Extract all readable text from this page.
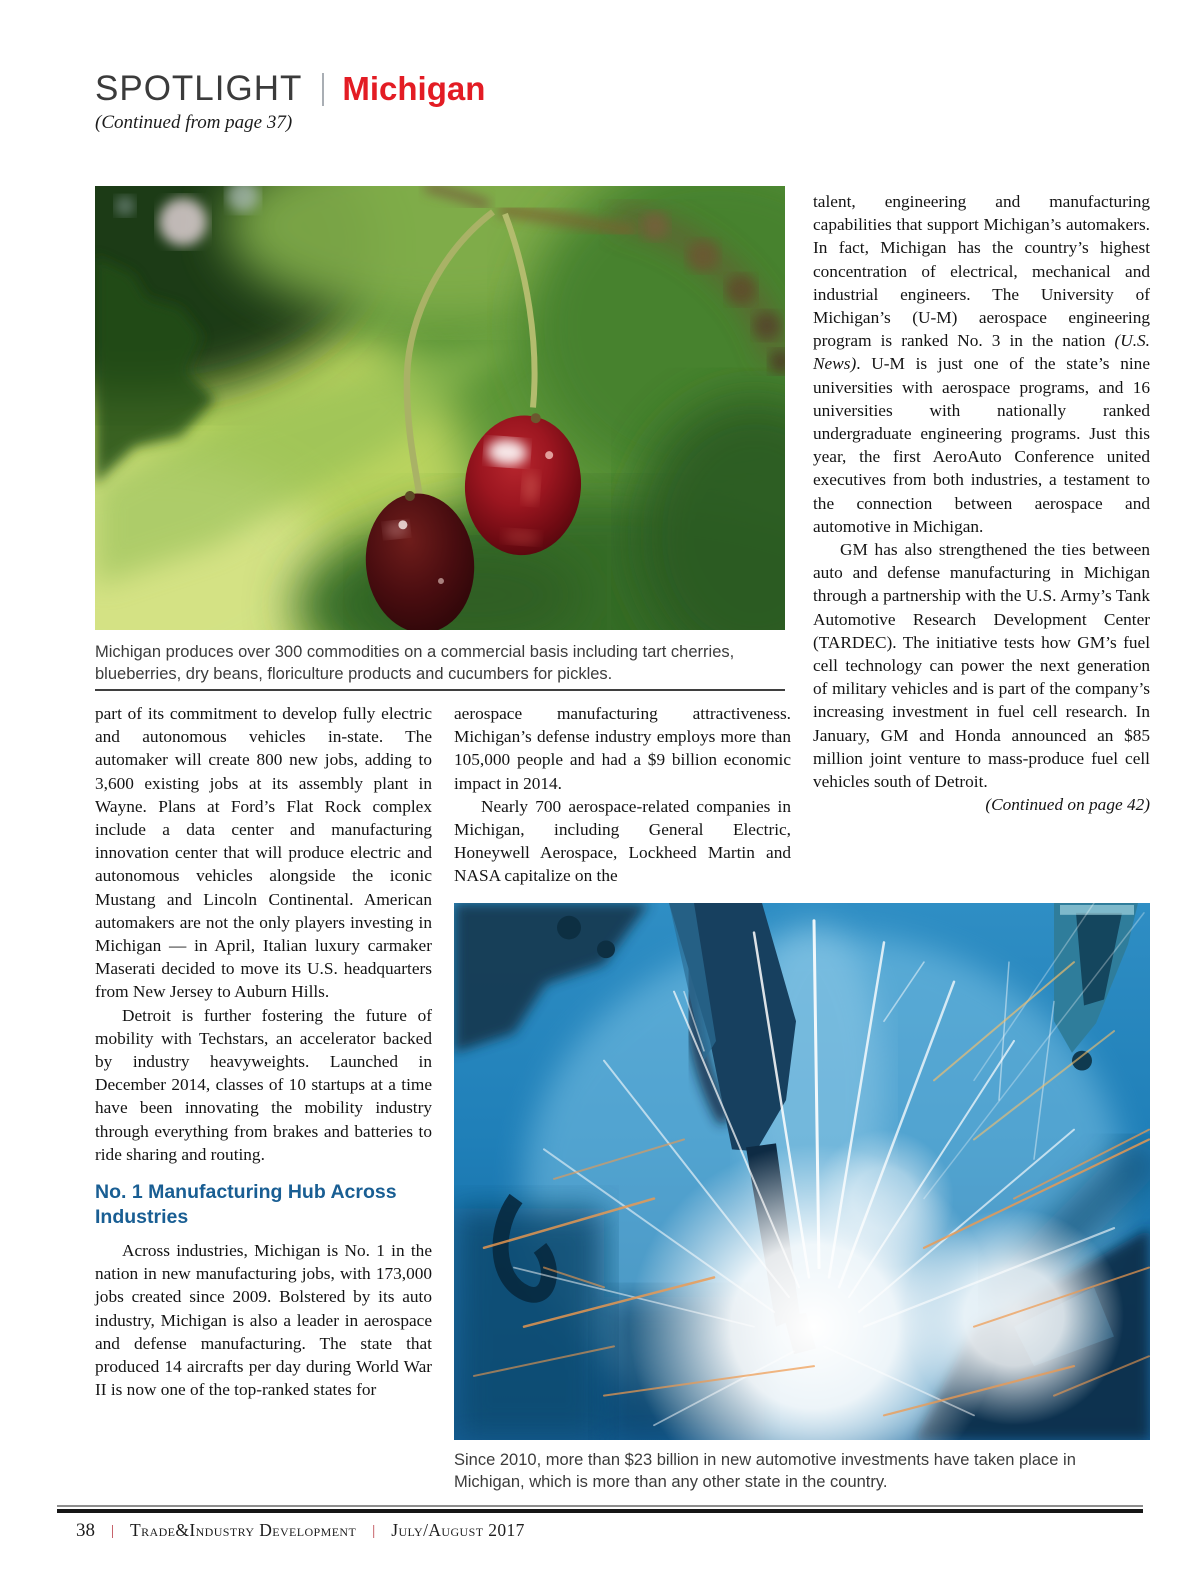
SPOTLIGHT Michigan
(Continued from page 37)
Michigan produces over 300 commodities on a commercial basis including tart cherries, blueberries, dry beans, floriculture products and cucumbers for pickles.

part of its commitment to develop fully electric and autonomous vehicles in-state. The automaker will create 800 new jobs, adding to 3,600 existing jobs at its assembly plant in Wayne. Plans at Ford’s Flat Rock complex include a data center and manufacturing innovation center that will produce electric and autonomous vehicles alongside the iconic Mustang and Lincoln Continental. American automakers are not the only players investing in Michigan — in April, Italian luxury carmaker Maserati decided to move its U.S. headquarters from New Jersey to Auburn Hills.

Detroit is further fostering the future of mobility with Techstars, an accelerator backed by industry heavyweights. Launched in December 2014, classes of 10 startups at a time have been innovating the mobility industry through everything from brakes and batteries to ride sharing and routing.

No. 1 Manufacturing Hub Across Industries

Across industries, Michigan is No. 1 in the nation in new manufacturing jobs, with 173,000 jobs created since 2009. Bolstered by its auto industry, Michigan is also a leader in aerospace and defense manufacturing. The state that produced 14 aircrafts per day during World War II is now one of the top-ranked states for

aerospace manufacturing attractiveness. Michigan’s defense industry employs more than 105,000 people and had a $9 billion economic impact in 2014.

Nearly 700 aerospace-related companies in Michigan, including General Electric, Honeywell Aerospace, Lockheed Martin and NASA capitalize on the

talent, engineering and manufacturing capabilities that support Michigan’s automakers. In fact, Michigan has the country’s highest concentration of electrical, mechanical and industrial engineers. The University of Michigan’s (U-M) aerospace engineering program is ranked No. 3 in the nation (U.S. News). U-M is just one of the state’s nine universities with aerospace programs, and 16 universities with nationally ranked undergraduate engineering programs. Just this year, the first AeroAuto Conference united executives from both industries, a testament to the connection between aerospace and automotive in Michigan.

GM has also strengthened the ties between auto and defense manufacturing in Michigan through a partnership with the U.S. Army’s Tank Automotive Research Development Center (TARDEC). The initiative tests how GM’s fuel cell technology can power the next generation of military vehicles and is part of the company’s increasing investment in fuel cell research. In January, GM and Honda announced an $85 million joint venture to mass-produce fuel cell vehicles south of Detroit.
(Continued on page 42)

Since 2010, more than $23 billion in new automotive investments have taken place in Michigan, which is more than any other state in the country.
38 | Trade&Industry Development | July/August 2017
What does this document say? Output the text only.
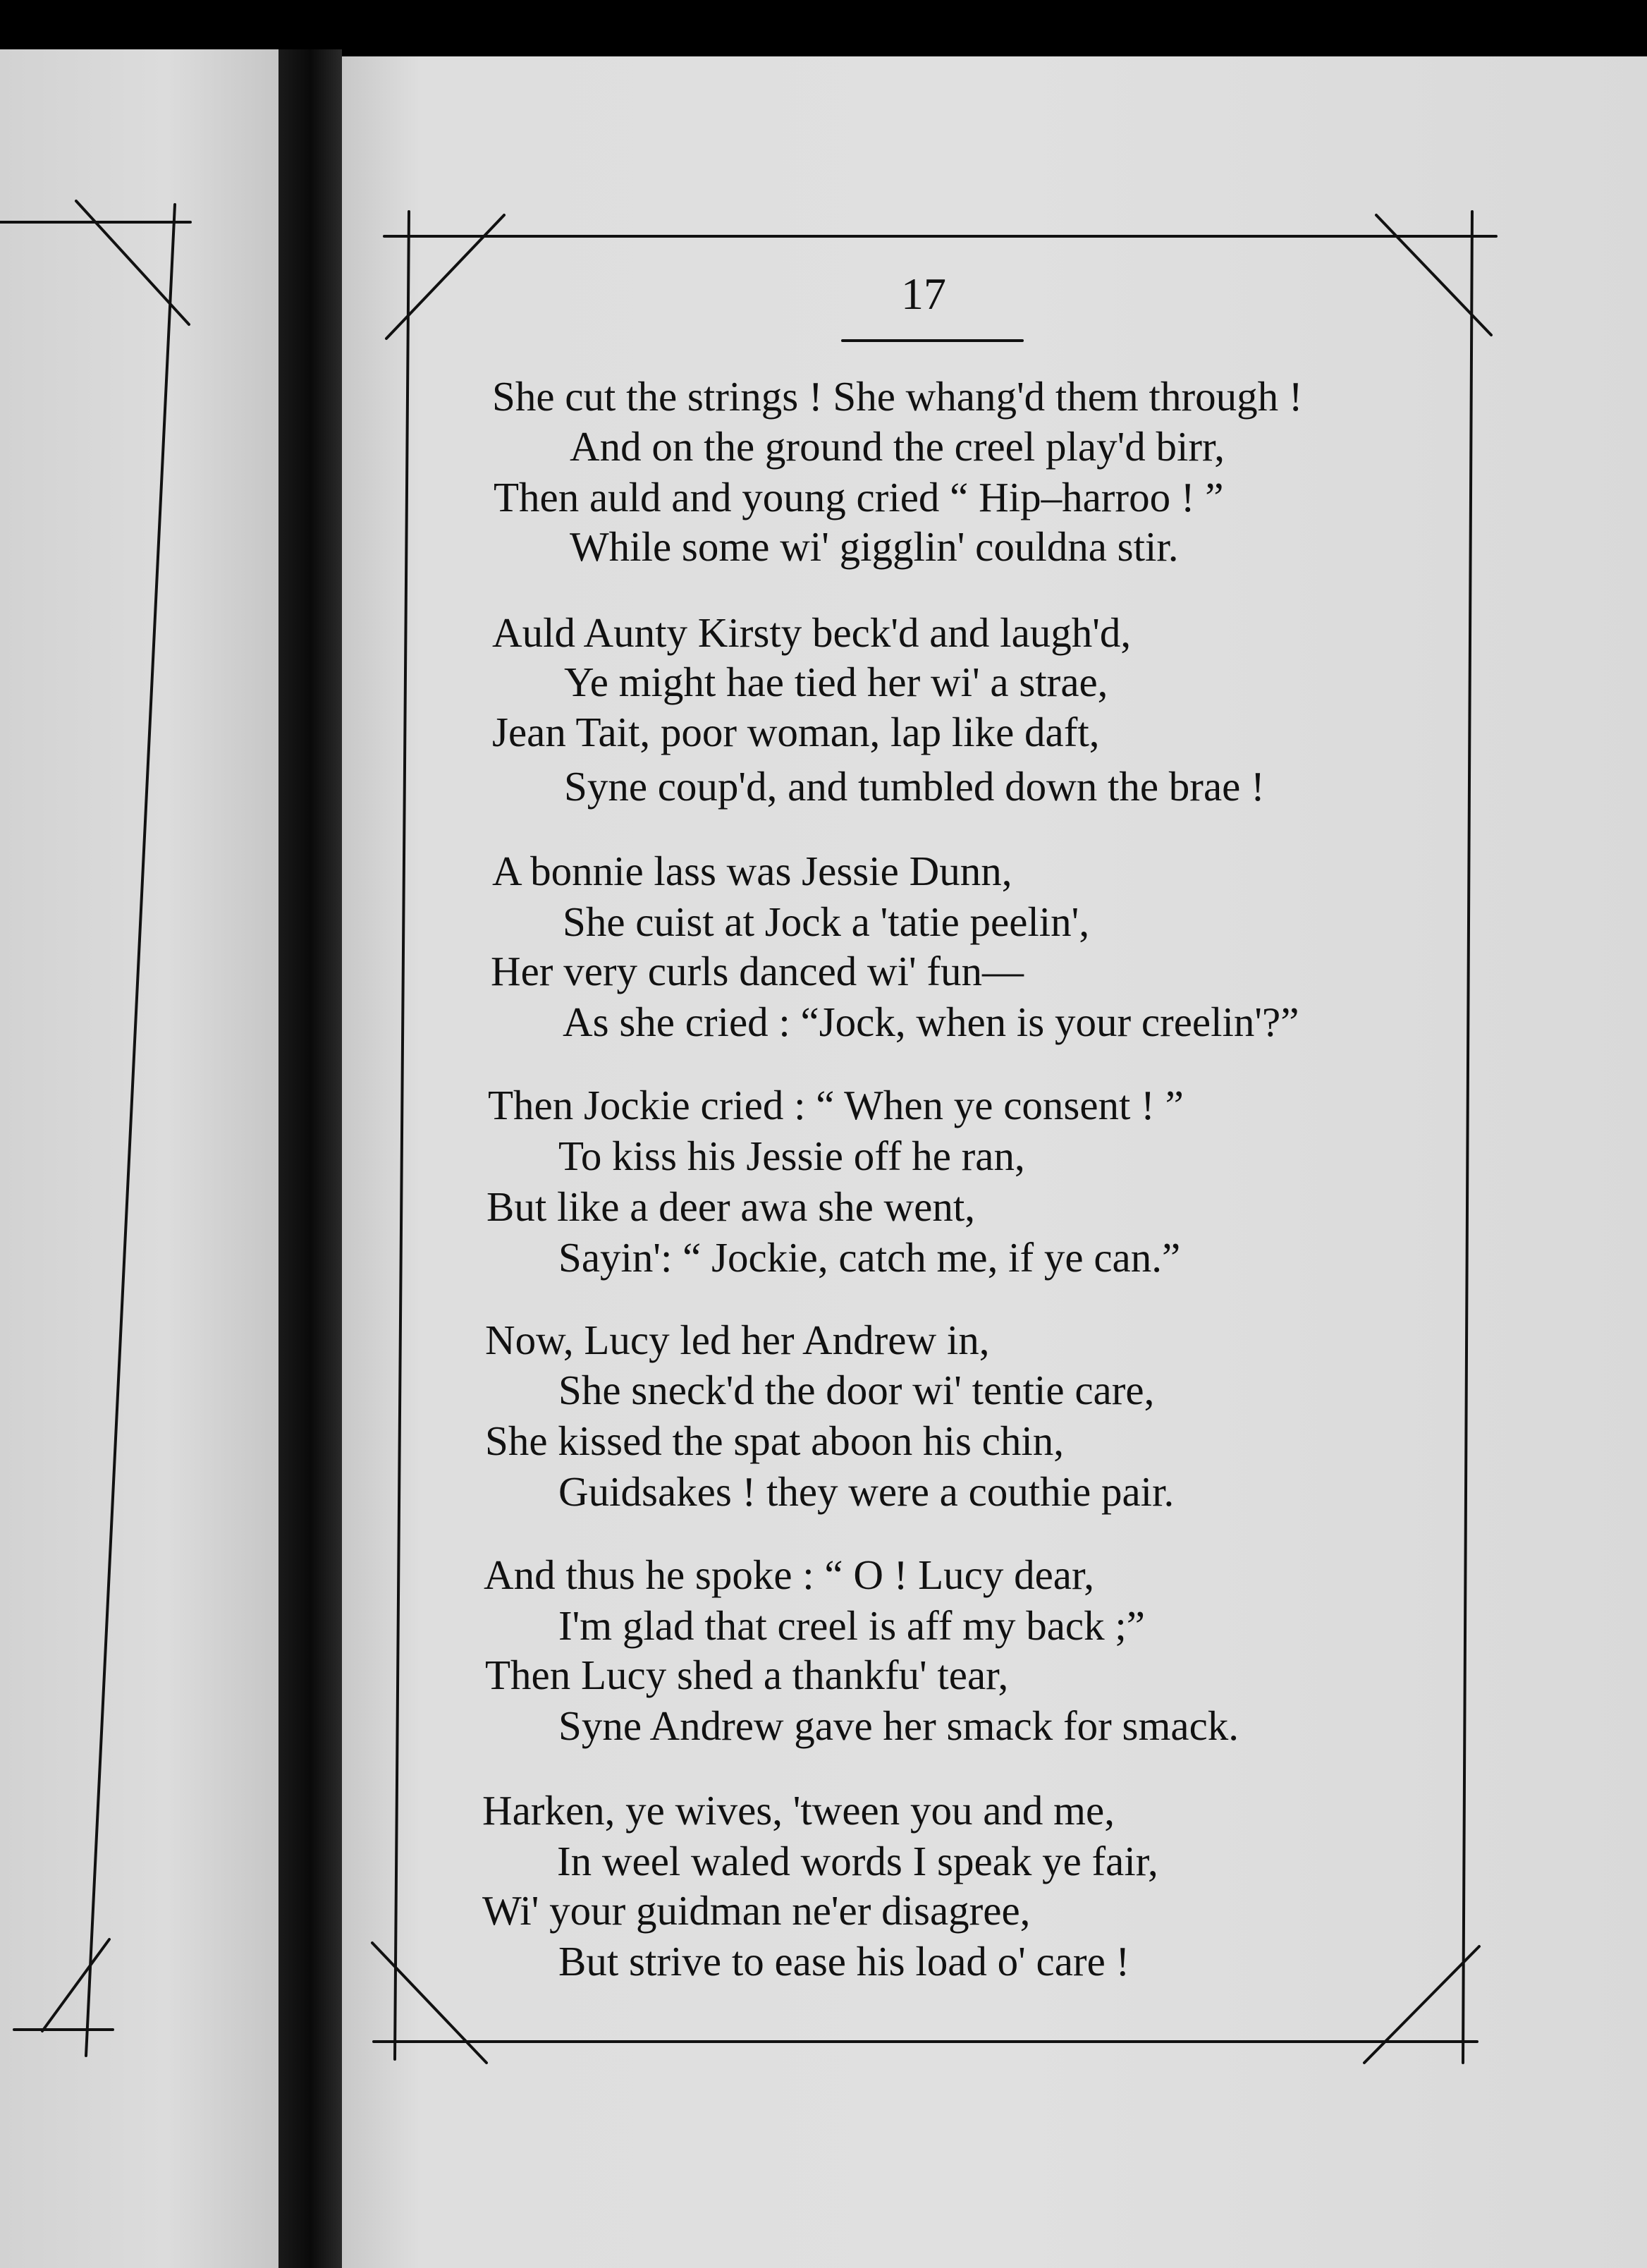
17

She cut the strings ! She whang'd them through !

And on the ground the creel play'd birr,

Then auld and young cried “ Hip–harroo ! ”

While some wi' gigglin' couldna stir.

Auld Aunty Kirsty beck'd and laugh'd,

Ye might hae tied her wi' a strae,

Jean Tait, poor woman, lap like daft,

Syne coup'd, and tumbled down the brae !

A bonnie lass was Jessie Dunn,

She cuist at Jock a 'tatie peelin',

Her very curls danced wi' fun—

As she cried : “Jock, when is your creelin'?”

Then Jockie cried : “ When ye consent ! ”

To kiss his Jessie off he ran,

But like a deer awa she went,

Sayin': “ Jockie, catch me, if ye can.”

Now, Lucy led her Andrew in,

She sneck'd the door wi' tentie care,

She kissed the spat aboon his chin,

Guidsakes ! they were a couthie pair.

And thus he spoke : “ O ! Lucy dear,

I'm glad that creel is aff my back ;”

Then Lucy shed a thankfu' tear,

Syne Andrew gave her smack for smack.

Harken, ye wives, 'tween you and me,

In weel waled words I speak ye fair,

Wi' your guidman ne'er disagree,

But strive to ease his load o' care !
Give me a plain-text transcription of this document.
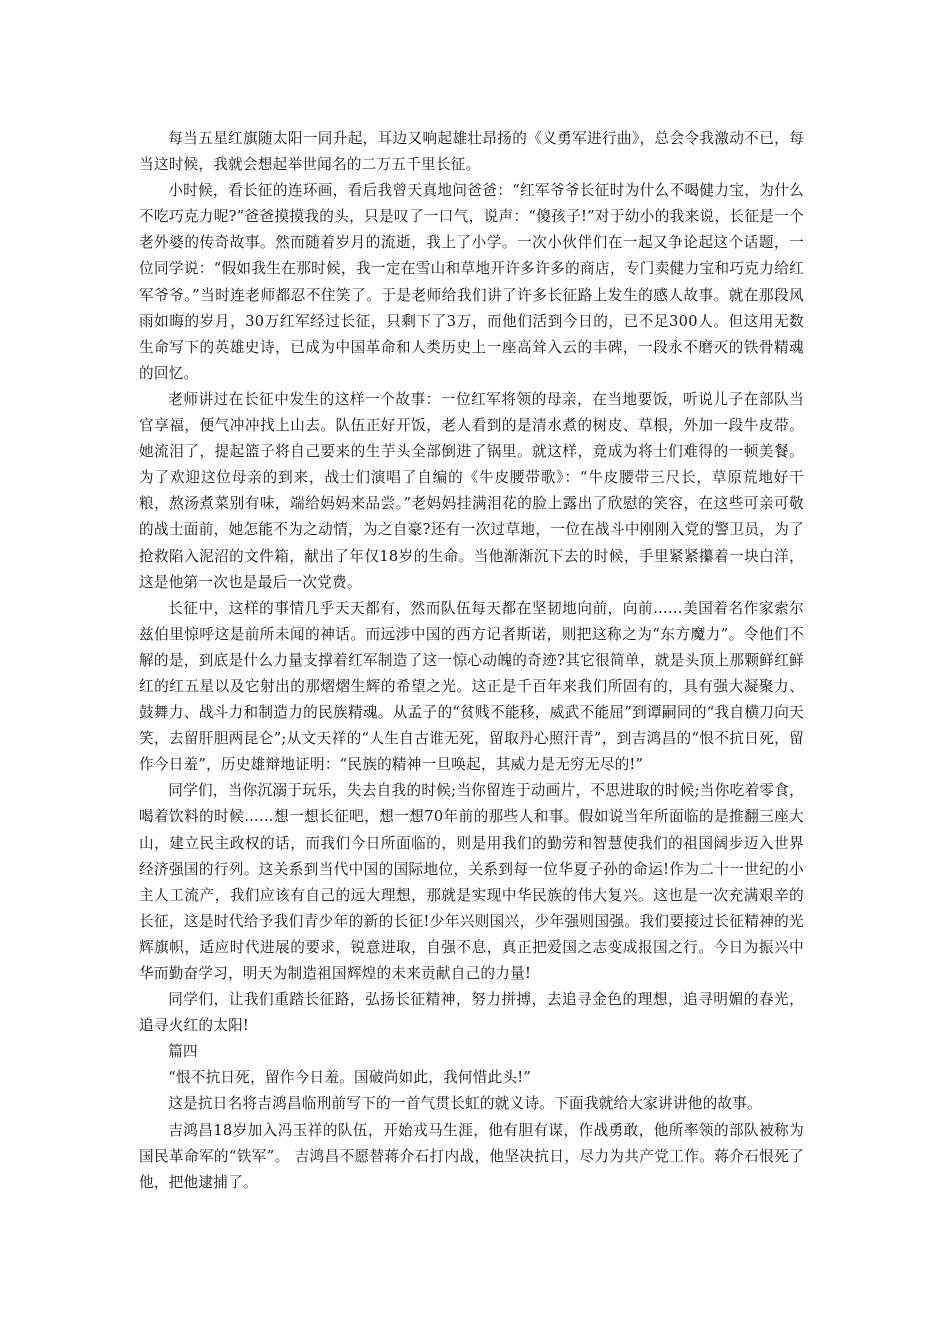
每当五星红旗随太阳一同升起，耳边又响起雄壮昂扬的《义勇军进行曲》，总会令我激动不已，每当这时候，我就会想起举世闻名的二万五千里长征。

小时候，看长征的连环画，看后我曾天真地问爸爸：“红军爷爷长征时为什么不喝健力宝，为什么不吃巧克力呢?”爸爸摸摸我的头，只是叹了一口气，说声：“傻孩子!”对于幼小的我来说，长征是一个老外婆的传奇故事。然而随着岁月的流逝，我上了小学。一次小伙伴们在一起又争论起这个话题，一位同学说：“假如我生在那时候，我一定在雪山和草地开许多许多的商店，专门卖健力宝和巧克力给红军爷爷。”当时连老师都忍不住笑了。于是老师给我们讲了许多长征路上发生的感人故事。就在那段风雨如晦的岁月，30万红军经过长征，只剩下了3万，而他们活到今日的，已不足300人。但这用无数生命写下的英雄史诗，已成为中国革命和人类历史上一座高耸入云的丰碑，一段永不磨灭的铁骨精魂的回忆。

老师讲过在长征中发生的这样一个故事：一位红军将领的母亲，在当地要饭，听说儿子在部队当官享福，便气冲冲找上山去。队伍正好开饭，老人看到的是清水煮的树皮、草根，外加一段牛皮带。她流泪了，提起篮子将自己要来的生芋头全部倒进了锅里。就这样，竟成为将士们难得的一顿美餐。为了欢迎这位母亲的到来，战士们演唱了自编的《牛皮腰带歌》：“牛皮腰带三尺长，草原荒地好干粮，熬汤煮菜别有味，端给妈妈来品尝。”老妈妈挂满泪花的脸上露出了欣慰的笑容，在这些可亲可敬的战士面前，她怎能不为之动情，为之自豪?还有一次过草地，一位在战斗中刚刚入党的警卫员，为了抢救陷入泥沼的文件箱，献出了年仅18岁的生命。当他渐渐沉下去的时候，手里紧紧攥着一块白洋，这是他第一次也是最后一次党费。

长征中，这样的事情几乎天天都有，然而队伍每天都在坚韧地向前，向前……美国着名作家索尔兹伯里惊呼这是前所未闻的神话。而远涉中国的西方记者斯诺，则把这称之为“东方魔力”。令他们不解的是，到底是什么力量支撑着红军制造了这一惊心动魄的奇迹?其它很简单，就是头顶上那颗鲜红鲜红的红五星以及它射出的那熠熠生辉的希望之光。这正是千百年来我们所固有的，具有强大凝聚力、鼓舞力、战斗力和制造力的民族精魂。从孟子的“贫贱不能移，威武不能屈”到谭嗣同的“我自横刀向天笑，去留肝胆两昆仑”;从文天祥的“人生自古谁无死，留取丹心照汗青”，到吉鸿昌的“恨不抗日死，留作今日羞”，历史雄辩地证明：“民族的精神一旦唤起，其威力是无穷无尽的!”

同学们，当你沉溺于玩乐，失去自我的时候;当你留连于动画片，不思进取的时候;当你吃着零食，喝着饮料的时候……想一想长征吧，想一想70年前的那些人和事。假如说当年所面临的是推翻三座大山，建立民主政权的话，而我们今日所面临的，则是用我们的勤劳和智慧使我们的祖国阔步迈入世界经济强国的行列。这关系到当代中国的国际地位，关系到每一位华夏子孙的命运!作为二十一世纪的小主人工流产，我们应该有自己的远大理想，那就是实现中华民族的伟大复兴。这也是一次充满艰辛的长征，这是时代给予我们青少年的新的长征!少年兴则国兴，少年强则国强。我们要接过长征精神的光辉旗帜，适应时代进展的要求，锐意进取，自强不息，真正把爱国之志变成报国之行。今日为振兴中华而勤奋学习，明天为制造祖国辉煌的未来贡献自己的力量!

同学们，让我们重踏长征路，弘扬长征精神，努力拼搏，去追寻金色的理想，追寻明媚的春光，追寻火红的太阳!

篇四

“恨不抗日死，留作今日羞。国破尚如此，我何惜此头!”

这是抗日名将吉鸿昌临刑前写下的一首气贯长虹的就义诗。下面我就给大家讲讲他的故事。

吉鸿昌18岁加入冯玉祥的队伍，开始戎马生涯，他有胆有谋，作战勇敢，他所率领的部队被称为国民革命军的“铁军”。 吉鸿昌不愿替蒋介石打内战，他坚决抗日，尽力为共产党工作。蒋介石恨死了他，把他逮捕了。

+-------+

• _Instructions for the task_
Find the word "this" and list each line it appears in.

• _The output_
Extract all readable text from this page.
talent, engineering and manufacturing capabilities that support Michigan’s automakers. In fact, Michigan has the country’s highest concentration of electrical, mechanical and industrial engineers. The University of Michigan’s (U-M) aerospace engineering program is ranked No. 3 in the nation (U.S. News). U-M is just one of the state’s nine universities with aerospace programs, and 16 universities with nationally ranked undergraduate engineering programs. Just this year, the first AeroAuto Conference united executives from both industries, a testament to the connection between aerospace and automotive in Michigan.
What does this document say? Output the text only.
Give me a plain-text transcription of this document.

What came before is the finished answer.